Data entries
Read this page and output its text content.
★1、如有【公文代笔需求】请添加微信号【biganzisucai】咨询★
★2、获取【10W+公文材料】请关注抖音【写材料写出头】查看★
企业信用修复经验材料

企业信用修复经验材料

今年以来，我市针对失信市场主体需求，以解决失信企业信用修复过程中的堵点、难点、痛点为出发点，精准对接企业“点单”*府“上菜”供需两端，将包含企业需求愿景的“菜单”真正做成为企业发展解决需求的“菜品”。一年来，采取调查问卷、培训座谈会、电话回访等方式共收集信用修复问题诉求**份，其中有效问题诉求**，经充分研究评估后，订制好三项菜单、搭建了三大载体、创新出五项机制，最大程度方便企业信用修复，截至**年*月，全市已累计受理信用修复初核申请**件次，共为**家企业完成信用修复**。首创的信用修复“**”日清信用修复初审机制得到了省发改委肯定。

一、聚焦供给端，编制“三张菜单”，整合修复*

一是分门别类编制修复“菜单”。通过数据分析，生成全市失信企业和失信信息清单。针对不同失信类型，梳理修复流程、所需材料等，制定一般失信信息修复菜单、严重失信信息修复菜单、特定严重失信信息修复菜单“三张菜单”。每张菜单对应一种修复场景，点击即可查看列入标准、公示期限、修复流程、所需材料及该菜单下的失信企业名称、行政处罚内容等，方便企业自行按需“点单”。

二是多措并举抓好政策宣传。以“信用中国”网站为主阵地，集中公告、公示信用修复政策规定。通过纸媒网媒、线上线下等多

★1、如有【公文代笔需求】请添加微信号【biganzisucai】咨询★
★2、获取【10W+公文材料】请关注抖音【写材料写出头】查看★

- _Problem requirements_
Extract all of the data above and output it character for character.

- _Written response_
Read this page and output its text content.
★1、如有【公文代笔需求】请添加微信号【biganzisucai】咨询★
★2、获取【10W+公文材料】请关注抖音【写材料写出头】查看★
企业信用修复经验材料

企业信用修复经验材料

今年以来，我市针对失信市场主体需求，以解决失信企业信用修复过程中的堵点、难点、痛点为出发点，精准对接企业“点单”*府“上菜”供需两端，将包含企业需求愿景的“菜单”真正做成为企业发展解决需求的“菜品”。一年来，采取调查问卷、培训座谈会、电话回访等方式共收集信用修复问题诉求**份，其中有效问题诉求**，经充分研究评估后，订制好三项菜单、搭建了三大载体、创新出五项机制，最大程度方便企业信用修复，截至**年*月，全市已累计受理信用修复初核申请**件次，共为**家企业完成信用修复**。首创的信用修复“**”日清信用修复初审机制得到了省发改委肯定。

一、聚焦供给端，编制“三张菜单”，整合修复*

一是分门别类编制修复“菜单”。通过数据分析，生成全市失信企业和失信信息清单。针对不同失信类型，梳理修复流程、所需材料等，制定一般失信信息修复菜单、严重失信信息修复菜单、特定严重失信信息修复菜单“三张菜单”。每张菜单对应一种修复场景，点击即可查看列入标准、公示期限、修复流程、所需材料及该菜单下的失信企业名称、行政处罚内容等，方便企业自行按需“点单”。

二是多措并举抓好政策宣传。以“信用中国”网站为主阵地，集中公告、公示信用修复政策规定。通过纸媒网媒、线上线下等多

★1、如有【公文代笔需求】请添加微信号【biganzisucai】咨询★
★2、获取【10W+公文材料】请关注抖音【写材料写出头】查看★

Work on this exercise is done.